■ TASK DETAILS: Go through the records and give each one again exactly.

■ INFORMATION PROVIDED:
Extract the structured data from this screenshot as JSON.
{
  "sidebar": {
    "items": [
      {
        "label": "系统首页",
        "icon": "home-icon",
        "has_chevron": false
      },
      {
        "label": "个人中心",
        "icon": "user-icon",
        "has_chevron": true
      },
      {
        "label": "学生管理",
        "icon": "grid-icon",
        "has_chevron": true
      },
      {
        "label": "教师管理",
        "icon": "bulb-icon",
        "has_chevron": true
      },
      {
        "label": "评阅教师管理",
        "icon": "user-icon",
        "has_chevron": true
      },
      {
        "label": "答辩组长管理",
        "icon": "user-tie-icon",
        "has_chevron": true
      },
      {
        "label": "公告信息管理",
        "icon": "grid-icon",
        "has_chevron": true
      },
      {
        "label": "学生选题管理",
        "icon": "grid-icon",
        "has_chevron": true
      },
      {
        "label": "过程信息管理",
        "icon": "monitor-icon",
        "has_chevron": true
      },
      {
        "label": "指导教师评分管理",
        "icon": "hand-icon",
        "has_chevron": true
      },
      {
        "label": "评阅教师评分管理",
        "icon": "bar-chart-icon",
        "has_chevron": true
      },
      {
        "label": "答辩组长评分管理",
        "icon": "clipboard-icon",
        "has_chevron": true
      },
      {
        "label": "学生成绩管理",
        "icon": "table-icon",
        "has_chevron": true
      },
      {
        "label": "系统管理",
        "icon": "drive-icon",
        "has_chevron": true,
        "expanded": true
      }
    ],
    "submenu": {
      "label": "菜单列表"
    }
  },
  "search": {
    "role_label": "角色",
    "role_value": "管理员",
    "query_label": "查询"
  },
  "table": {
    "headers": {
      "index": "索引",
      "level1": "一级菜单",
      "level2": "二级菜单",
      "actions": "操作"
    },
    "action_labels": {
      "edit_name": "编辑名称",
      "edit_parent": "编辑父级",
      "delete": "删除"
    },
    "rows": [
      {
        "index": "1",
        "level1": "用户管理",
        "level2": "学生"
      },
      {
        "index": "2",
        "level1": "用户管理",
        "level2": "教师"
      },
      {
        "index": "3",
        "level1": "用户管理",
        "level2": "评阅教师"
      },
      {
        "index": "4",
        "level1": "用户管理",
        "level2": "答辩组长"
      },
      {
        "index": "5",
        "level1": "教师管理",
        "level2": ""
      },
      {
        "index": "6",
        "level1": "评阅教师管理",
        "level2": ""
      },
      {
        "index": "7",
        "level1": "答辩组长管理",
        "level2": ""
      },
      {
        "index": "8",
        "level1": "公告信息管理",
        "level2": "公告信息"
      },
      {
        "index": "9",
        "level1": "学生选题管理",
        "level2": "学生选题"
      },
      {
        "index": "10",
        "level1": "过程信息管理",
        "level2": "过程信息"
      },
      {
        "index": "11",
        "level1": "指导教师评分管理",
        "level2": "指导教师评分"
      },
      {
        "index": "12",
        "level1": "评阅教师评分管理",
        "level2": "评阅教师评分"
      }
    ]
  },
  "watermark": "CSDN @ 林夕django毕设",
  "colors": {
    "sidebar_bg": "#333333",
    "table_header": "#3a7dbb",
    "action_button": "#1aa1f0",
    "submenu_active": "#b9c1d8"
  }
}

■ EXPECTED ANSWER:
Extract the structured data from this screenshot as JSON.
{
  "sidebar": {
    "items": [
      {
        "label": "系统首页",
        "icon": "home-icon",
        "has_chevron": false
      },
      {
        "label": "个人中心",
        "icon": "user-icon",
        "has_chevron": true
      },
      {
        "label": "学生管理",
        "icon": "grid-icon",
        "has_chevron": true
      },
      {
        "label": "教师管理",
        "icon": "bulb-icon",
        "has_chevron": true
      },
      {
        "label": "评阅教师管理",
        "icon": "user-icon",
        "has_chevron": true
      },
      {
        "label": "答辩组长管理",
        "icon": "user-tie-icon",
        "has_chevron": true
      },
      {
        "label": "公告信息管理",
        "icon": "grid-icon",
        "has_chevron": true
      },
      {
        "label": "学生选题管理",
        "icon": "grid-icon",
        "has_chevron": true
      },
      {
        "label": "过程信息管理",
        "icon": "monitor-icon",
        "has_chevron": true
      },
      {
        "label": "指导教师评分管理",
        "icon": "hand-icon",
        "has_chevron": true
      },
      {
        "label": "评阅教师评分管理",
        "icon": "bar-chart-icon",
        "has_chevron": true
      },
      {
        "label": "答辩组长评分管理",
        "icon": "clipboard-icon",
        "has_chevron": true
      },
      {
        "label": "学生成绩管理",
        "icon": "table-icon",
        "has_chevron": true
      },
      {
        "label": "系统管理",
        "icon": "drive-icon",
        "has_chevron": true,
        "expanded": true
      }
    ],
    "submenu": {
      "label": "菜单列表"
    }
  },
  "search": {
    "role_label": "角色",
    "role_value": "管理员",
    "query_label": "查询"
  },
  "table": {
    "headers": {
      "index": "索引",
      "level1": "一级菜单",
      "level2": "二级菜单",
      "actions": "操作"
    },
    "action_labels": {
      "edit_name": "编辑名称",
      "edit_parent": "编辑父级",
      "delete": "删除"
    },
    "rows": [
      {
        "index": "1",
        "level1": "用户管理",
        "level2": "学生"
      },
      {
        "index": "2",
        "level1": "用户管理",
        "level2": "教师"
      },
      {
        "index": "3",
        "level1": "用户管理",
        "level2": "评阅教师"
      },
      {
        "index": "4",
        "level1": "用户管理",
        "level2": "答辩组长"
      },
      {
        "index": "5",
        "level1": "教师管理",
        "level2": ""
      },
      {
        "index": "6",
        "level1": "评阅教师管理",
        "level2": ""
      },
      {
        "index": "7",
        "level1": "答辩组长管理",
        "level2": ""
      },
      {
        "index": "8",
        "level1": "公告信息管理",
        "level2": "公告信息"
      },
      {
        "index": "9",
        "level1": "学生选题管理",
        "level2": "学生选题"
      },
      {
        "index": "10",
        "level1": "过程信息管理",
        "level2": "过程信息"
      },
      {
        "index": "11",
        "level1": "指导教师评分管理",
        "level2": "指导教师评分"
      },
      {
        "index": "12",
        "level1": "评阅教师评分管理",
        "level2": "评阅教师评分"
      }
    ]
  },
  "watermark": "CSDN @ 林夕django毕设",
  "colors": {
    "sidebar_bg": "#333333",
    "table_header": "#3a7dbb",
    "action_button": "#1aa1f0",
    "submenu_active": "#b9c1d8"
  }
}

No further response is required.